§ What you are asked to do: Gather from the listing below each line that includes the word "perante", and copy it.

>>

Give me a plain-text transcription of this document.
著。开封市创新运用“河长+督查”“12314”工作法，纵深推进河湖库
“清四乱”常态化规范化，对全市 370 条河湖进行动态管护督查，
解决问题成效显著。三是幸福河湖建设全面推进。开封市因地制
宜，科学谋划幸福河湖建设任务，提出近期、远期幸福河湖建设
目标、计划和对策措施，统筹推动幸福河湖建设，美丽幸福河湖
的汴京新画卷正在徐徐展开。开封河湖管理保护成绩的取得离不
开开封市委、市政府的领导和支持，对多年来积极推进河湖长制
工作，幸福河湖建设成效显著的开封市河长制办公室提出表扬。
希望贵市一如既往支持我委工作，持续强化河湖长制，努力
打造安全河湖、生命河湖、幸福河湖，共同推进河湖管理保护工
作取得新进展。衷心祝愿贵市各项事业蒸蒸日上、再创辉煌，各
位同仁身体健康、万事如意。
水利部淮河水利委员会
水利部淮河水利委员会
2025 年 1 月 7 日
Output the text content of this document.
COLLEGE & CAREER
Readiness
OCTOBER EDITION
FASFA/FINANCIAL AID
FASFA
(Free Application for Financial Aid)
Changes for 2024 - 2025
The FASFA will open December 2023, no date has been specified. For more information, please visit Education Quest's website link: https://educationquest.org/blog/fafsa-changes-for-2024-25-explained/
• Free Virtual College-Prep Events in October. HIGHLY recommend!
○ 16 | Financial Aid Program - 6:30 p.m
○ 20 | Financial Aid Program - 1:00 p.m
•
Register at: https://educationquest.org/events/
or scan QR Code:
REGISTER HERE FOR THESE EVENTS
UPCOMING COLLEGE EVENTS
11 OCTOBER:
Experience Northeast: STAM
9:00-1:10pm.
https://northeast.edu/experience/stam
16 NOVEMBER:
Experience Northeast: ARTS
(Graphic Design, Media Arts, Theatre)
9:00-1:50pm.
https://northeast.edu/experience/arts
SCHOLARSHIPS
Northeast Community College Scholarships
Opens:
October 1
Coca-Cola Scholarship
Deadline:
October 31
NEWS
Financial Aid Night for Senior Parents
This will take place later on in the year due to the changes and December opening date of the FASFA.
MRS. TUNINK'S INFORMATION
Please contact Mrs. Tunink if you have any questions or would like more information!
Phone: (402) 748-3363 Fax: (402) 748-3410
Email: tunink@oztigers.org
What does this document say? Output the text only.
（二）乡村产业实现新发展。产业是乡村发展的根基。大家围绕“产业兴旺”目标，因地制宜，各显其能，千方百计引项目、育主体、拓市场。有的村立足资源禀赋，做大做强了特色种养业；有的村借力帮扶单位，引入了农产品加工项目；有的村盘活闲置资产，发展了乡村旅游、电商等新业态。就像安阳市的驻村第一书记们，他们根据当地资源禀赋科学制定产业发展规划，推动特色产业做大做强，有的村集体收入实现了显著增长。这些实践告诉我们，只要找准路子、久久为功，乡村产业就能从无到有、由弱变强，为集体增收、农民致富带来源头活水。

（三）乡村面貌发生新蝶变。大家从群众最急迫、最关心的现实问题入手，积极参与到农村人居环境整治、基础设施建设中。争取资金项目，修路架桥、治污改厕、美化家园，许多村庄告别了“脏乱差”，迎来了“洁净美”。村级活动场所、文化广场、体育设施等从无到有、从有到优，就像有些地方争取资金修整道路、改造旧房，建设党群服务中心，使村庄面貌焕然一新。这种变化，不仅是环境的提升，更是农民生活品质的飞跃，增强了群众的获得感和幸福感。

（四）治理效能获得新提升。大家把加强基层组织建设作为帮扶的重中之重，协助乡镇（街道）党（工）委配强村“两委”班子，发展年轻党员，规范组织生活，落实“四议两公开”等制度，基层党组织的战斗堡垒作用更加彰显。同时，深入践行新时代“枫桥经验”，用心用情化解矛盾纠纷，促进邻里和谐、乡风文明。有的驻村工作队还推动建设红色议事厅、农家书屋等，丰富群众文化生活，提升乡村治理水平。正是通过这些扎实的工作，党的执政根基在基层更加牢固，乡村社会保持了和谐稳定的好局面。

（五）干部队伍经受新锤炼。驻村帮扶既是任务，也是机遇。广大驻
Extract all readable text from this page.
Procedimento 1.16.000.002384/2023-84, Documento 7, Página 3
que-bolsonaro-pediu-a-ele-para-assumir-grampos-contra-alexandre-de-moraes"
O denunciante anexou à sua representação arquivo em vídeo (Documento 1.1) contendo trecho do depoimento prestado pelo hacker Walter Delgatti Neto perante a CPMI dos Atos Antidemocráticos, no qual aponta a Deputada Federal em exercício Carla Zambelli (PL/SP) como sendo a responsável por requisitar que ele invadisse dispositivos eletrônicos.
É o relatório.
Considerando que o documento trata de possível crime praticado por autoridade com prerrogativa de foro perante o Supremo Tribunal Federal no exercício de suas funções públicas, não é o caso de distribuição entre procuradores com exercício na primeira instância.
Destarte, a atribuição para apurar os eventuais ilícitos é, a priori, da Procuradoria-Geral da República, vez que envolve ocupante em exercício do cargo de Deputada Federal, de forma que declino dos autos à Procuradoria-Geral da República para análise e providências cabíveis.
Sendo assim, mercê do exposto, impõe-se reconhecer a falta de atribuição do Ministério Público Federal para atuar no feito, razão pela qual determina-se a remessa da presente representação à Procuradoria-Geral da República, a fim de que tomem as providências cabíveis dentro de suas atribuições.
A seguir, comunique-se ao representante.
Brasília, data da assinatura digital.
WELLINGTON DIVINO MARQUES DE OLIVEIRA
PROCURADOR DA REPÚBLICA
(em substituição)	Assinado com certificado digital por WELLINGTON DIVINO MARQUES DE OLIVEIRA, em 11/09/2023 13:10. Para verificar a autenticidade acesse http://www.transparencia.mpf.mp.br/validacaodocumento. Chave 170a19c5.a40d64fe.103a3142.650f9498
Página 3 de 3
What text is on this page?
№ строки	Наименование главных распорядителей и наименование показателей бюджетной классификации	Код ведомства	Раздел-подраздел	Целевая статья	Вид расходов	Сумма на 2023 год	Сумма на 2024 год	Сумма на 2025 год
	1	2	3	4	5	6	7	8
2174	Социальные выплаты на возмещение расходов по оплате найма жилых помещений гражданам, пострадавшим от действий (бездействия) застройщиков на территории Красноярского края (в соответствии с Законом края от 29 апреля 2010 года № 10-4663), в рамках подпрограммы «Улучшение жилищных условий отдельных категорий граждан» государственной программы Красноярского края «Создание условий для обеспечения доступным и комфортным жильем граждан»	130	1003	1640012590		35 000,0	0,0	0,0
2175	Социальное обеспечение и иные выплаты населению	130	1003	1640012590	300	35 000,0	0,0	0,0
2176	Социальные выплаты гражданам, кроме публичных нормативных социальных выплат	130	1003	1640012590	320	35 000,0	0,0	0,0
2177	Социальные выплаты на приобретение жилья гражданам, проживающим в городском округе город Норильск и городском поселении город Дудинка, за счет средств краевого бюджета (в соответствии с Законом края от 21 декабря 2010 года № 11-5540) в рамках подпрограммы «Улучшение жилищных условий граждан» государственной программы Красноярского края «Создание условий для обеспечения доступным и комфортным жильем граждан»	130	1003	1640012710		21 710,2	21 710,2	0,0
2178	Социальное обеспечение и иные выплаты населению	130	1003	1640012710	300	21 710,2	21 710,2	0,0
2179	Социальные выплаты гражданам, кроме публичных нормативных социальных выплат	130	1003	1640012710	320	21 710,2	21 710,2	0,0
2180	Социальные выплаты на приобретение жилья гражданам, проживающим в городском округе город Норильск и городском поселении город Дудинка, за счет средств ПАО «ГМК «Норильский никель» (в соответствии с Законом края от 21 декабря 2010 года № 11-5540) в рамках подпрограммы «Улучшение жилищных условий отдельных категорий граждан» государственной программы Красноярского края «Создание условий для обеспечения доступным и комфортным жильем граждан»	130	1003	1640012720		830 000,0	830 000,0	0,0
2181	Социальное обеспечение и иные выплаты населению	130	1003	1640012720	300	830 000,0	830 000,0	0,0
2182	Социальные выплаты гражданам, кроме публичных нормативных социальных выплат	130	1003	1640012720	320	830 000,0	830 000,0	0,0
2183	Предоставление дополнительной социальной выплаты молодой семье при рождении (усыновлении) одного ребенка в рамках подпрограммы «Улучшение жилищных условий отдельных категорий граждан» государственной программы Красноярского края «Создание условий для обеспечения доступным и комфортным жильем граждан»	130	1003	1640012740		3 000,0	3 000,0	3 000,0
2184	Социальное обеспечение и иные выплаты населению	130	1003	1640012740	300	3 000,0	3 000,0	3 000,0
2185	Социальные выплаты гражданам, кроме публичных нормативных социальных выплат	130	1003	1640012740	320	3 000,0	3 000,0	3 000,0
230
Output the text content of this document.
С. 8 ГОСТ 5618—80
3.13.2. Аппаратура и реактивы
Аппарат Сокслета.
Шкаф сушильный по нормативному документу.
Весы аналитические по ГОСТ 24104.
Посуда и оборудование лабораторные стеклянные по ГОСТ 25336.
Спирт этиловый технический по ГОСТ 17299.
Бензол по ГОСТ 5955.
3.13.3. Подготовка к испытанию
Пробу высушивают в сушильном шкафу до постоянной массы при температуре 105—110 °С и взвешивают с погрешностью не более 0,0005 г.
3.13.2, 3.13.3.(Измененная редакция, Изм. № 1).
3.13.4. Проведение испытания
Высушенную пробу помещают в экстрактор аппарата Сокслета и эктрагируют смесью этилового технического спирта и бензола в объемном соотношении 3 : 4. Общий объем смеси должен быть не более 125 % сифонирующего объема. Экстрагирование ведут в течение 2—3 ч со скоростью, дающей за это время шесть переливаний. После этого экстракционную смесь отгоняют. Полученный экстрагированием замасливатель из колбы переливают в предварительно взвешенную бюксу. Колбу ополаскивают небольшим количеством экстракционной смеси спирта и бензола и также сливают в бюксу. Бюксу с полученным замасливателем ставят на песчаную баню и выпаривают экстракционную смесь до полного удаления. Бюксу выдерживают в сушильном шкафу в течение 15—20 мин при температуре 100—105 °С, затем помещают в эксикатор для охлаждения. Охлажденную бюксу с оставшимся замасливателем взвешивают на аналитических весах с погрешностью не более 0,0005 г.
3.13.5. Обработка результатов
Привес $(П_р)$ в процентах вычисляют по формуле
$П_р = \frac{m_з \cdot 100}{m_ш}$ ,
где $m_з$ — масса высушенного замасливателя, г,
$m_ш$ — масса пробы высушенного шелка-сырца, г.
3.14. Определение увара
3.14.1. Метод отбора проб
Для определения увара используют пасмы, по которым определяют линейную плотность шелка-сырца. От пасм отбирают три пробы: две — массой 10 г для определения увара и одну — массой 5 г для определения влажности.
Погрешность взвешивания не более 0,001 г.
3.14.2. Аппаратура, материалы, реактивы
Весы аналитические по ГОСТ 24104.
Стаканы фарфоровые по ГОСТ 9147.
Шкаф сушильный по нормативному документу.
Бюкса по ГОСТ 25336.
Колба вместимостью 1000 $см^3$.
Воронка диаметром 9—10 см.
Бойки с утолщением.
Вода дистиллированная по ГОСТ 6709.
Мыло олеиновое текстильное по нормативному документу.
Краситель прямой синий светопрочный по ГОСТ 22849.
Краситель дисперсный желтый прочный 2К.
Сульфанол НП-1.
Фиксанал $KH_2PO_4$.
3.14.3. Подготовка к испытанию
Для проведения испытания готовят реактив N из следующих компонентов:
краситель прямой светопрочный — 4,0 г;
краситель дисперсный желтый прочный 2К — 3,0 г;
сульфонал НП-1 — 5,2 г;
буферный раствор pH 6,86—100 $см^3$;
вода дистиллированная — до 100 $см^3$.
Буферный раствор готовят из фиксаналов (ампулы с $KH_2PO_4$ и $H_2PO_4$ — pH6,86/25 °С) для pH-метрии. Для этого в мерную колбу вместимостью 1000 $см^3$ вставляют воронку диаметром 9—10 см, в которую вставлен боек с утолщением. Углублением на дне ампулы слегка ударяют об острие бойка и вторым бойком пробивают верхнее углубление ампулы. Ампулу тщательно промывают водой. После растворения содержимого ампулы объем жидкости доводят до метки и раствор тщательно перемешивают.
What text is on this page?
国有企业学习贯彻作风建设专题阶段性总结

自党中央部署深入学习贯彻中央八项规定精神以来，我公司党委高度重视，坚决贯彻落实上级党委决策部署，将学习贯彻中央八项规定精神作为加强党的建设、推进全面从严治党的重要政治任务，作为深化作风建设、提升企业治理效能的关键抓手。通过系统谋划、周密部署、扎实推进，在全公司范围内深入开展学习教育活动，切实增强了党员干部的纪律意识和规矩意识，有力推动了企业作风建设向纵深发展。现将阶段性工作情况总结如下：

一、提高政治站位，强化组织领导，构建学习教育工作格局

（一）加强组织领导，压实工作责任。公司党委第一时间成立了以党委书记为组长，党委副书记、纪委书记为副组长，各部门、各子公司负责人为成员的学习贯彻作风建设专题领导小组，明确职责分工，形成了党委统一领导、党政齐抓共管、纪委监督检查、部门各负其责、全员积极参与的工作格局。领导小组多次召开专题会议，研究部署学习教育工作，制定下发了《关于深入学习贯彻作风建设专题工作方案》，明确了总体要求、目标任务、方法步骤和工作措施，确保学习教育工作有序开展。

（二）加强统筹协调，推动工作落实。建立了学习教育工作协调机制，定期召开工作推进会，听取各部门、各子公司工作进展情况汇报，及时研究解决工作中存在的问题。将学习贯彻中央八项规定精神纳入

<<

§ Solved exercise:
O denunciante anexou à sua representação arquivo em vídeo (Documento 1.1) contendo trecho do depoimento prestado pelo hacker Walter Delgatti Neto perante a CPMI dos Atos Antidemocráticos, no qual aponta a Deputada Federal em exercício Carla Zambelli (PL/SP) como sendo a responsável por requisitar que ele invadisse dispositivos eletrônicos.
Considerando que o documento trata de possível crime praticado por autoridade com prerrogativa de foro perante o Supremo Tribunal Federal no exercício de suas funções públicas, não é o caso de distribuição entre procuradores com exercício na primeira instância.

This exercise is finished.